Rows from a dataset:
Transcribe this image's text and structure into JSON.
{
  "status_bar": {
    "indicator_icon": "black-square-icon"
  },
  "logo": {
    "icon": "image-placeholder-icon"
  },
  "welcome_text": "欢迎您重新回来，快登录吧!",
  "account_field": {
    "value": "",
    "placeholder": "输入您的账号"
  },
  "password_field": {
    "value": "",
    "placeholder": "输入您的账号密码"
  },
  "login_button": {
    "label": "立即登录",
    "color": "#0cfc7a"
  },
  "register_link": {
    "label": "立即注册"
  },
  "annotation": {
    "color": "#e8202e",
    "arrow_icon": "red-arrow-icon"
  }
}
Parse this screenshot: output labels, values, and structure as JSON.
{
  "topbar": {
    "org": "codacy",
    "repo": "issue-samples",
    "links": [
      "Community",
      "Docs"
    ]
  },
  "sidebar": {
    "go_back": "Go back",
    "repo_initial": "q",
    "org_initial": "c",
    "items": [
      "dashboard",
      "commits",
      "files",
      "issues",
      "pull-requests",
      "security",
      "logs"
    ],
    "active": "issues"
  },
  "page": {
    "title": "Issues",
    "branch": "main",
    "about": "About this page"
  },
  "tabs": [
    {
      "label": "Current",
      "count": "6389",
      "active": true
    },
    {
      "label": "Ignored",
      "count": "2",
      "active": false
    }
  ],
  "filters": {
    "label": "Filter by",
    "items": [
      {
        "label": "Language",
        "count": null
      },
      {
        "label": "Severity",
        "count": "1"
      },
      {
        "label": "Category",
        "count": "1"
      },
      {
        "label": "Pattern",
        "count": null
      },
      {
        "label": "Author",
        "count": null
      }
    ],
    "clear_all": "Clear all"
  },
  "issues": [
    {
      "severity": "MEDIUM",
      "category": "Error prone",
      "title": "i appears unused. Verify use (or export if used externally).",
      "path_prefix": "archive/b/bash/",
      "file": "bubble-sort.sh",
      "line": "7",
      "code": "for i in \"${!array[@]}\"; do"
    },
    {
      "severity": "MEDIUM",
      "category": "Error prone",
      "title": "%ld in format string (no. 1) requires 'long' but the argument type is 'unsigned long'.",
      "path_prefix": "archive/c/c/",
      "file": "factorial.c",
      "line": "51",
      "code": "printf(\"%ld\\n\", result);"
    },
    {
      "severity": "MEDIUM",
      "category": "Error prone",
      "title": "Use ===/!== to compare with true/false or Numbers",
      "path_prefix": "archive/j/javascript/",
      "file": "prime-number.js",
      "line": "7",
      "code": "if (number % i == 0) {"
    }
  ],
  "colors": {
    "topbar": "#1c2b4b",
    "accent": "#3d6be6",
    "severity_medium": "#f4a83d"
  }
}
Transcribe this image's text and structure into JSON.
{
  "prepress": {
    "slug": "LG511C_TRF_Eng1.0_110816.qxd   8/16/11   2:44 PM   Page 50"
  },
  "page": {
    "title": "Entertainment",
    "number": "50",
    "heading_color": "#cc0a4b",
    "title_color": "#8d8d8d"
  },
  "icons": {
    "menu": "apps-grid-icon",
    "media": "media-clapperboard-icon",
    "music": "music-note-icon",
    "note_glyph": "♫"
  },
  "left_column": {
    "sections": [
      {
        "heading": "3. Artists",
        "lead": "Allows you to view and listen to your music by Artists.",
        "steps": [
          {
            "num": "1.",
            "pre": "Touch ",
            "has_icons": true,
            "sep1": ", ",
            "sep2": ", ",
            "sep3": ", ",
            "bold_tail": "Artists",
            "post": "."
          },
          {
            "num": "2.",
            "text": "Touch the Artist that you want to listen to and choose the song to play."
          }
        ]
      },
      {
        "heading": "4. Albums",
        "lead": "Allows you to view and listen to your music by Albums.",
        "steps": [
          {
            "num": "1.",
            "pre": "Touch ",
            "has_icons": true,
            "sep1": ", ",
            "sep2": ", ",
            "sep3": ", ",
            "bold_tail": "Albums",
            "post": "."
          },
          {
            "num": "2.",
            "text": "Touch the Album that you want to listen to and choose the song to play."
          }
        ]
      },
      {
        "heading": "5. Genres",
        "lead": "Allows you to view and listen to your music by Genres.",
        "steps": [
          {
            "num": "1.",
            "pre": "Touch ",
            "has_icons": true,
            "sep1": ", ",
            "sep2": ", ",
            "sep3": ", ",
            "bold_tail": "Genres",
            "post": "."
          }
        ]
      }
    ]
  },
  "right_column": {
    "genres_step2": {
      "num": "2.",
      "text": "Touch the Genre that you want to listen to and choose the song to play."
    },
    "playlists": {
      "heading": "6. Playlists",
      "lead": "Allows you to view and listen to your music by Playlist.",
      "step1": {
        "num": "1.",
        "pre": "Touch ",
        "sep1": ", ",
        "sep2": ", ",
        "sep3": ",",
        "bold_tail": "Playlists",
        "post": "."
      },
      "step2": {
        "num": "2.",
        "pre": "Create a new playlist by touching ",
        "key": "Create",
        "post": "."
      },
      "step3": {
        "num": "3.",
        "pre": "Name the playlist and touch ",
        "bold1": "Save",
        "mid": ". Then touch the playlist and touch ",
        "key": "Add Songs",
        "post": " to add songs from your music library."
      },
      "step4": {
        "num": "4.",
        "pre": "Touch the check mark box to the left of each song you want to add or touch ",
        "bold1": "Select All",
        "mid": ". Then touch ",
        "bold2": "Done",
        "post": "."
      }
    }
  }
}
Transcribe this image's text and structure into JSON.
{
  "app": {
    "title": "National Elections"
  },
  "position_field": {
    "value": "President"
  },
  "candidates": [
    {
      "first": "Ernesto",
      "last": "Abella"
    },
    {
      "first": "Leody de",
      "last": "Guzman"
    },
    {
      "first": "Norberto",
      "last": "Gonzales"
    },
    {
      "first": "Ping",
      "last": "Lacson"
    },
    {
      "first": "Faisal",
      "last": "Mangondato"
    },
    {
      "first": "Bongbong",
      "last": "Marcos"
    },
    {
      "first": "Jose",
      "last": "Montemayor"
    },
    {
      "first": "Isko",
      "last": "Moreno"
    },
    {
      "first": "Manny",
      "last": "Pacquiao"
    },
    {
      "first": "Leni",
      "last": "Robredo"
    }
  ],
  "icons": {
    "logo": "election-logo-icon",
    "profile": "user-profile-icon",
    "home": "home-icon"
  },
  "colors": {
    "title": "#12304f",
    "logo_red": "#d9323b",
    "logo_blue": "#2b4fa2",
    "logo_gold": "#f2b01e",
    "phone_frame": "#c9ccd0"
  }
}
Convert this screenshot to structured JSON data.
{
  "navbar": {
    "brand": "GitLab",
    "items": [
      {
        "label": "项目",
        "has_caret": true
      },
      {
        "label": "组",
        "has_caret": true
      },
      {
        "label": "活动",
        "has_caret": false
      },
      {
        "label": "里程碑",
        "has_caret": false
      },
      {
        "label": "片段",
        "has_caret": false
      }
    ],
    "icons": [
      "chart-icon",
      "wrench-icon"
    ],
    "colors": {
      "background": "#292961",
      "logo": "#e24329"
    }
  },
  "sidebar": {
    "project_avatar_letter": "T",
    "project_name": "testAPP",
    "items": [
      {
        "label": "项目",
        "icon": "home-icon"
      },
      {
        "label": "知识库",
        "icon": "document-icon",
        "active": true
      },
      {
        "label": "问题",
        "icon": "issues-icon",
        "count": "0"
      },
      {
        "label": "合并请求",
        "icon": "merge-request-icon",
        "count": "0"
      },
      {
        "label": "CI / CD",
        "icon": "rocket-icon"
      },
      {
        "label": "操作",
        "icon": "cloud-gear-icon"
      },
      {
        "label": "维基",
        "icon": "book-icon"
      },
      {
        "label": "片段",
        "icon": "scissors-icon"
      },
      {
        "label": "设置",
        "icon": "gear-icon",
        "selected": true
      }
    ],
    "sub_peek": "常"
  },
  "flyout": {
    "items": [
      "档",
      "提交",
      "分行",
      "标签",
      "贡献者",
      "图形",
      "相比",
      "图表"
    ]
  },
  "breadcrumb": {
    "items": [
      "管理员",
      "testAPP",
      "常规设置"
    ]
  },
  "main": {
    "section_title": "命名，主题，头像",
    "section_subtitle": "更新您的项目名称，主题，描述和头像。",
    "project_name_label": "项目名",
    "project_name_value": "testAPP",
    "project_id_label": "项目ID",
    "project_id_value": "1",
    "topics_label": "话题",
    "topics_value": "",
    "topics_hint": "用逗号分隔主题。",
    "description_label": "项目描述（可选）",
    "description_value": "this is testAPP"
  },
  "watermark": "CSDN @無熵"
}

## Task details
Using the data above, copy each line that contains "first".

## Task answer
      "first": "Ernesto",
      "first": "Leody de",
      "first": "Norberto",
      "first": "Ping",
      "first": "Faisal",
      "first": "Bongbong",
      "first": "Jose",
      "first": "Isko",
      "first": "Manny",
      "first": "Leni",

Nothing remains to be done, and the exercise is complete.